• Items from a figure collection:
☆ ☆ ☆ ☆ ☆
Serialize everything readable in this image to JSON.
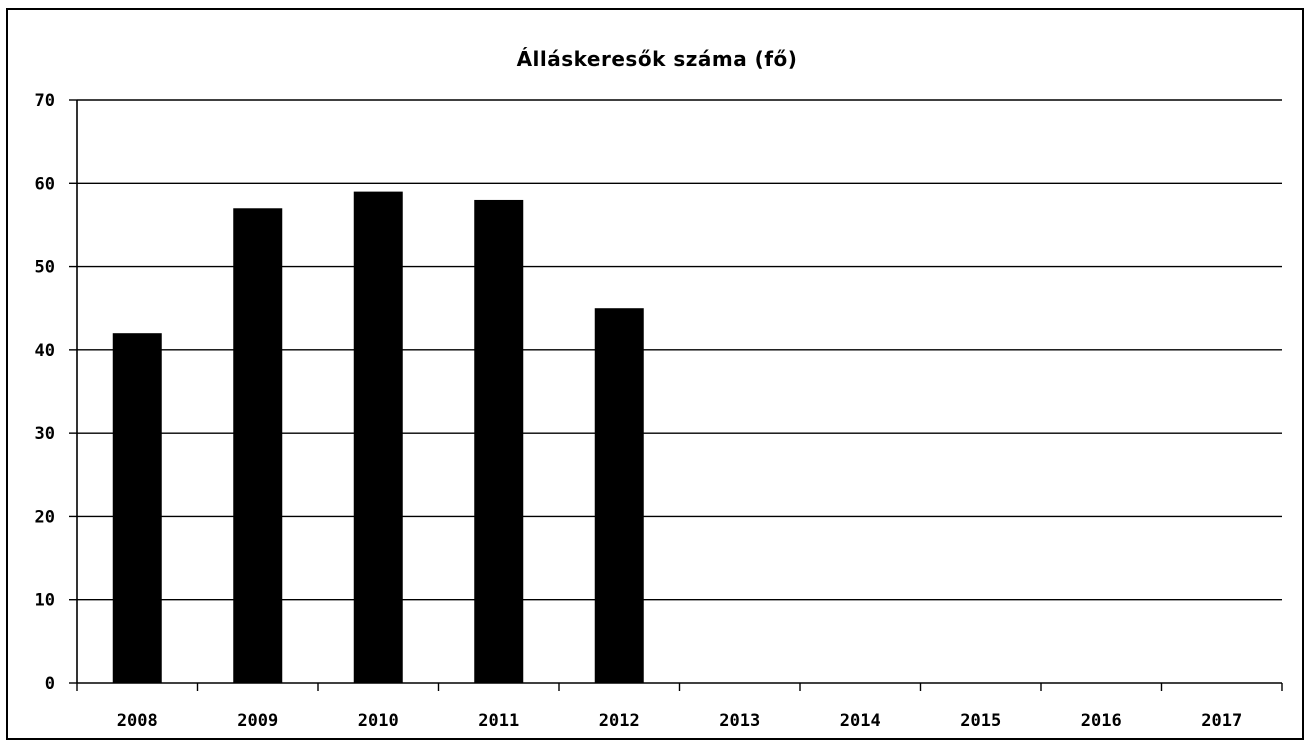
{
  "chart_data": {
    "type": "bar",
    "title": "Álláskeresők száma (fő)",
    "xlabel": "",
    "ylabel": "",
    "categories": [
      "2008",
      "2009",
      "2010",
      "2011",
      "2012",
      "2013",
      "2014",
      "2015",
      "2016",
      "2017"
    ],
    "values": [
      42,
      57,
      59,
      58,
      45,
      null,
      null,
      null,
      null,
      null
    ],
    "ylim": [
      0,
      70
    ],
    "yticks": [
      "0",
      "10",
      "20",
      "30",
      "40",
      "50",
      "60",
      "70"
    ],
    "grid": true,
    "legend": "none",
    "bar_color": "#000000"
  }
}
☆ ☆ ☆ ☆ ☆
• SHORT TASK: Quote the entries above word for word. Leave the images out.

• REPLY:
Serialize everything readable in this image to JSON.
{
  "chart_data": {
    "type": "bar",
    "title": "Álláskeresők száma (fő)",
    "xlabel": "",
    "ylabel": "",
    "categories": [
      "2008",
      "2009",
      "2010",
      "2011",
      "2012",
      "2013",
      "2014",
      "2015",
      "2016",
      "2017"
    ],
    "values": [
      42,
      57,
      59,
      58,
      45,
      null,
      null,
      null,
      null,
      null
    ],
    "ylim": [
      0,
      70
    ],
    "yticks": [
      "0",
      "10",
      "20",
      "30",
      "40",
      "50",
      "60",
      "70"
    ],
    "grid": true,
    "legend": "none",
    "bar_color": "#000000"
  }
}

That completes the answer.